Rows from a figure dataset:
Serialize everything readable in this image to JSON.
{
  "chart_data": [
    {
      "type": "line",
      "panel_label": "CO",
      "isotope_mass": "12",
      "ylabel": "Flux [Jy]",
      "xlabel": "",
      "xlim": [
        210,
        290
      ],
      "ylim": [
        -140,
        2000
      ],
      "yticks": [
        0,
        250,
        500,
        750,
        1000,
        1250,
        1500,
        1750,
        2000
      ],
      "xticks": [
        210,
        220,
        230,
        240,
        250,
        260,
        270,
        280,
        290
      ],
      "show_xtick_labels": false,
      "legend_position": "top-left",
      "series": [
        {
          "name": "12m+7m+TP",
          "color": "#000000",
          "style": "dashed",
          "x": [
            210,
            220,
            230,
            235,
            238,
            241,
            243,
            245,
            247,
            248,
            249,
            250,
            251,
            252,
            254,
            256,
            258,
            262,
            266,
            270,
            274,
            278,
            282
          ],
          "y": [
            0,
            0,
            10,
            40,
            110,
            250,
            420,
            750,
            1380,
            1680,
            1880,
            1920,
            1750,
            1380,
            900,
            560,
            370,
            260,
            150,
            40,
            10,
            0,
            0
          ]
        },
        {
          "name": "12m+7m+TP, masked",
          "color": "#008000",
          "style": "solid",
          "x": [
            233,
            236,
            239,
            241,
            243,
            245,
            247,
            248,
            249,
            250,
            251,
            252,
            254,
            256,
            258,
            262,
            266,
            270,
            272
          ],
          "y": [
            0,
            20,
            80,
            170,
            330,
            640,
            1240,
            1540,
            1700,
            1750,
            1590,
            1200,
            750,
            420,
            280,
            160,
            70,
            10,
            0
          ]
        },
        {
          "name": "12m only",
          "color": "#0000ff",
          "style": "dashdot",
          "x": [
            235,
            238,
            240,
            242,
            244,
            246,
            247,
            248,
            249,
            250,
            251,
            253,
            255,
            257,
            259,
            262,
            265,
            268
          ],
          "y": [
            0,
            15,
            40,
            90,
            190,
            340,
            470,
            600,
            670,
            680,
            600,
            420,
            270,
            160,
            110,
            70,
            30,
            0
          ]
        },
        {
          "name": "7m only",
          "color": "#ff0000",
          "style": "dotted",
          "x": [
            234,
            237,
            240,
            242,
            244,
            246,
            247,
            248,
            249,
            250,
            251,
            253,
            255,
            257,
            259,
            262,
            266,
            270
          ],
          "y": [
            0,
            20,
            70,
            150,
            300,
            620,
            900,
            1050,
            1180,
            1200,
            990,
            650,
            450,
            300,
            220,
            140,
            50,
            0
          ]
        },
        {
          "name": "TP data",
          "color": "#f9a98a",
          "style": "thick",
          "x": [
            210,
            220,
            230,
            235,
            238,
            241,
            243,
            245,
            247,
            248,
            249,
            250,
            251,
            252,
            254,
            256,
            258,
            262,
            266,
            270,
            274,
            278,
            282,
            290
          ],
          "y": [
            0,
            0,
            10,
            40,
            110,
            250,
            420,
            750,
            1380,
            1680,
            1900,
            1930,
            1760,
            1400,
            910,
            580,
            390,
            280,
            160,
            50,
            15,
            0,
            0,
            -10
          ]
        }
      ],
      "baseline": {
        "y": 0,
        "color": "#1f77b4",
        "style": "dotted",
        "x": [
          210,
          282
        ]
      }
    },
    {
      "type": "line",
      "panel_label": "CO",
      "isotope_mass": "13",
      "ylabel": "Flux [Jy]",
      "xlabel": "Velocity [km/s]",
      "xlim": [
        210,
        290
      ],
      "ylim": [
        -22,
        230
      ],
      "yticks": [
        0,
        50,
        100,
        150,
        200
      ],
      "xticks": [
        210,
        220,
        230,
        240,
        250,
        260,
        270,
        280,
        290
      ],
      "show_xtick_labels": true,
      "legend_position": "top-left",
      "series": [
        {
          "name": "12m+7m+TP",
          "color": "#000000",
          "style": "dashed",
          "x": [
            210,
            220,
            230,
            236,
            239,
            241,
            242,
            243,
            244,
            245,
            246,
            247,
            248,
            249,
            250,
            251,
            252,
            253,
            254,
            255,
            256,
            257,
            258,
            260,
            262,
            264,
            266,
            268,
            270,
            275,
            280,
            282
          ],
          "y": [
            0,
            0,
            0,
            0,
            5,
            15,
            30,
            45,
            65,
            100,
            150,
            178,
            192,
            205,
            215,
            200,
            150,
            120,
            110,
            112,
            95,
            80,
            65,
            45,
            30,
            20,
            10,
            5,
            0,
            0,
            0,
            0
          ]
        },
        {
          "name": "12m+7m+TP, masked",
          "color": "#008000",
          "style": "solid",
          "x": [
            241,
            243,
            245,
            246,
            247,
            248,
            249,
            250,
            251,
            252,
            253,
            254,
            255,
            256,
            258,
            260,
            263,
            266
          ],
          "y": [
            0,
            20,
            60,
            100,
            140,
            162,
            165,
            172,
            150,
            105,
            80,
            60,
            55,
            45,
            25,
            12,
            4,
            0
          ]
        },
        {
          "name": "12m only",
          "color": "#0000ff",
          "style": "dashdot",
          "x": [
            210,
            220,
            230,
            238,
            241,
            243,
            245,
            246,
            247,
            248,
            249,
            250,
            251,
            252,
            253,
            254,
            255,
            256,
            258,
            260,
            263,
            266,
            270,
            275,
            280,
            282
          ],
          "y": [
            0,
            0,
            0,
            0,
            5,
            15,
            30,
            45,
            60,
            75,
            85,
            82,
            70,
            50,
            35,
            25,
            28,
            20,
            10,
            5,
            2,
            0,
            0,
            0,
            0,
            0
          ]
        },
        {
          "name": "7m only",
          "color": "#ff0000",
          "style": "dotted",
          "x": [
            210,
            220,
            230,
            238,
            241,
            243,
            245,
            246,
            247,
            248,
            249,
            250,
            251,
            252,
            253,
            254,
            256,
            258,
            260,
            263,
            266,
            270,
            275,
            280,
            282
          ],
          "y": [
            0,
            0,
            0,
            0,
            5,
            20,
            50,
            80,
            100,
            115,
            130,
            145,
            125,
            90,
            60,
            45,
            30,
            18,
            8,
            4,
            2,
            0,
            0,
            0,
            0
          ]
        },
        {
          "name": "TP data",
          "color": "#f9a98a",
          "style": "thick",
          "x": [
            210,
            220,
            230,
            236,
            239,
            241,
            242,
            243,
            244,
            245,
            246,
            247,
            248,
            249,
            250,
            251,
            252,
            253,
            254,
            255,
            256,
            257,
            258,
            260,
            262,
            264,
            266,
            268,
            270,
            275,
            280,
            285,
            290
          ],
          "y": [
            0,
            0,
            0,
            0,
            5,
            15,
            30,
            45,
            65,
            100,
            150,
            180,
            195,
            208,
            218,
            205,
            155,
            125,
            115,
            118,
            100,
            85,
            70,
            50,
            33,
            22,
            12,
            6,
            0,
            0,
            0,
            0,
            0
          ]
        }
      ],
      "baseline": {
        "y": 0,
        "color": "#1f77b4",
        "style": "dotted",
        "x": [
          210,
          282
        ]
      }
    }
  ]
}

== JOB ==
Retype the entries exactly, including every line.

== FINISHED TASK ==
Serialize everything readable in this image to JSON.
{
  "chart_data": [
    {
      "type": "line",
      "panel_label": "CO",
      "isotope_mass": "12",
      "ylabel": "Flux [Jy]",
      "xlabel": "",
      "xlim": [
        210,
        290
      ],
      "ylim": [
        -140,
        2000
      ],
      "yticks": [
        0,
        250,
        500,
        750,
        1000,
        1250,
        1500,
        1750,
        2000
      ],
      "xticks": [
        210,
        220,
        230,
        240,
        250,
        260,
        270,
        280,
        290
      ],
      "show_xtick_labels": false,
      "legend_position": "top-left",
      "series": [
        {
          "name": "12m+7m+TP",
          "color": "#000000",
          "style": "dashed",
          "x": [
            210,
            220,
            230,
            235,
            238,
            241,
            243,
            245,
            247,
            248,
            249,
            250,
            251,
            252,
            254,
            256,
            258,
            262,
            266,
            270,
            274,
            278,
            282
          ],
          "y": [
            0,
            0,
            10,
            40,
            110,
            250,
            420,
            750,
            1380,
            1680,
            1880,
            1920,
            1750,
            1380,
            900,
            560,
            370,
            260,
            150,
            40,
            10,
            0,
            0
          ]
        },
        {
          "name": "12m+7m+TP, masked",
          "color": "#008000",
          "style": "solid",
          "x": [
            233,
            236,
            239,
            241,
            243,
            245,
            247,
            248,
            249,
            250,
            251,
            252,
            254,
            256,
            258,
            262,
            266,
            270,
            272
          ],
          "y": [
            0,
            20,
            80,
            170,
            330,
            640,
            1240,
            1540,
            1700,
            1750,
            1590,
            1200,
            750,
            420,
            280,
            160,
            70,
            10,
            0
          ]
        },
        {
          "name": "12m only",
          "color": "#0000ff",
          "style": "dashdot",
          "x": [
            235,
            238,
            240,
            242,
            244,
            246,
            247,
            248,
            249,
            250,
            251,
            253,
            255,
            257,
            259,
            262,
            265,
            268
          ],
          "y": [
            0,
            15,
            40,
            90,
            190,
            340,
            470,
            600,
            670,
            680,
            600,
            420,
            270,
            160,
            110,
            70,
            30,
            0
          ]
        },
        {
          "name": "7m only",
          "color": "#ff0000",
          "style": "dotted",
          "x": [
            234,
            237,
            240,
            242,
            244,
            246,
            247,
            248,
            249,
            250,
            251,
            253,
            255,
            257,
            259,
            262,
            266,
            270
          ],
          "y": [
            0,
            20,
            70,
            150,
            300,
            620,
            900,
            1050,
            1180,
            1200,
            990,
            650,
            450,
            300,
            220,
            140,
            50,
            0
          ]
        },
        {
          "name": "TP data",
          "color": "#f9a98a",
          "style": "thick",
          "x": [
            210,
            220,
            230,
            235,
            238,
            241,
            243,
            245,
            247,
            248,
            249,
            250,
            251,
            252,
            254,
            256,
            258,
            262,
            266,
            270,
            274,
            278,
            282,
            290
          ],
          "y": [
            0,
            0,
            10,
            40,
            110,
            250,
            420,
            750,
            1380,
            1680,
            1900,
            1930,
            1760,
            1400,
            910,
            580,
            390,
            280,
            160,
            50,
            15,
            0,
            0,
            -10
          ]
        }
      ],
      "baseline": {
        "y": 0,
        "color": "#1f77b4",
        "style": "dotted",
        "x": [
          210,
          282
        ]
      }
    },
    {
      "type": "line",
      "panel_label": "CO",
      "isotope_mass": "13",
      "ylabel": "Flux [Jy]",
      "xlabel": "Velocity [km/s]",
      "xlim": [
        210,
        290
      ],
      "ylim": [
        -22,
        230
      ],
      "yticks": [
        0,
        50,
        100,
        150,
        200
      ],
      "xticks": [
        210,
        220,
        230,
        240,
        250,
        260,
        270,
        280,
        290
      ],
      "show_xtick_labels": true,
      "legend_position": "top-left",
      "series": [
        {
          "name": "12m+7m+TP",
          "color": "#000000",
          "style": "dashed",
          "x": [
            210,
            220,
            230,
            236,
            239,
            241,
            242,
            243,
            244,
            245,
            246,
            247,
            248,
            249,
            250,
            251,
            252,
            253,
            254,
            255,
            256,
            257,
            258,
            260,
            262,
            264,
            266,
            268,
            270,
            275,
            280,
            282
          ],
          "y": [
            0,
            0,
            0,
            0,
            5,
            15,
            30,
            45,
            65,
            100,
            150,
            178,
            192,
            205,
            215,
            200,
            150,
            120,
            110,
            112,
            95,
            80,
            65,
            45,
            30,
            20,
            10,
            5,
            0,
            0,
            0,
            0
          ]
        },
        {
          "name": "12m+7m+TP, masked",
          "color": "#008000",
          "style": "solid",
          "x": [
            241,
            243,
            245,
            246,
            247,
            248,
            249,
            250,
            251,
            252,
            253,
            254,
            255,
            256,
            258,
            260,
            263,
            266
          ],
          "y": [
            0,
            20,
            60,
            100,
            140,
            162,
            165,
            172,
            150,
            105,
            80,
            60,
            55,
            45,
            25,
            12,
            4,
            0
          ]
        },
        {
          "name": "12m only",
          "color": "#0000ff",
          "style": "dashdot",
          "x": [
            210,
            220,
            230,
            238,
            241,
            243,
            245,
            246,
            247,
            248,
            249,
            250,
            251,
            252,
            253,
            254,
            255,
            256,
            258,
            260,
            263,
            266,
            270,
            275,
            280,
            282
          ],
          "y": [
            0,
            0,
            0,
            0,
            5,
            15,
            30,
            45,
            60,
            75,
            85,
            82,
            70,
            50,
            35,
            25,
            28,
            20,
            10,
            5,
            2,
            0,
            0,
            0,
            0,
            0
          ]
        },
        {
          "name": "7m only",
          "color": "#ff0000",
          "style": "dotted",
          "x": [
            210,
            220,
            230,
            238,
            241,
            243,
            245,
            246,
            247,
            248,
            249,
            250,
            251,
            252,
            253,
            254,
            256,
            258,
            260,
            263,
            266,
            270,
            275,
            280,
            282
          ],
          "y": [
            0,
            0,
            0,
            0,
            5,
            20,
            50,
            80,
            100,
            115,
            130,
            145,
            125,
            90,
            60,
            45,
            30,
            18,
            8,
            4,
            2,
            0,
            0,
            0,
            0
          ]
        },
        {
          "name": "TP data",
          "color": "#f9a98a",
          "style": "thick",
          "x": [
            210,
            220,
            230,
            236,
            239,
            241,
            242,
            243,
            244,
            245,
            246,
            247,
            248,
            249,
            250,
            251,
            252,
            253,
            254,
            255,
            256,
            257,
            258,
            260,
            262,
            264,
            266,
            268,
            270,
            275,
            280,
            285,
            290
          ],
          "y": [
            0,
            0,
            0,
            0,
            5,
            15,
            30,
            45,
            65,
            100,
            150,
            180,
            195,
            208,
            218,
            205,
            155,
            125,
            115,
            118,
            100,
            85,
            70,
            50,
            33,
            22,
            12,
            6,
            0,
            0,
            0,
            0,
            0
          ]
        }
      ],
      "baseline": {
        "y": 0,
        "color": "#1f77b4",
        "style": "dotted",
        "x": [
          210,
          282
        ]
      }
    }
  ]
}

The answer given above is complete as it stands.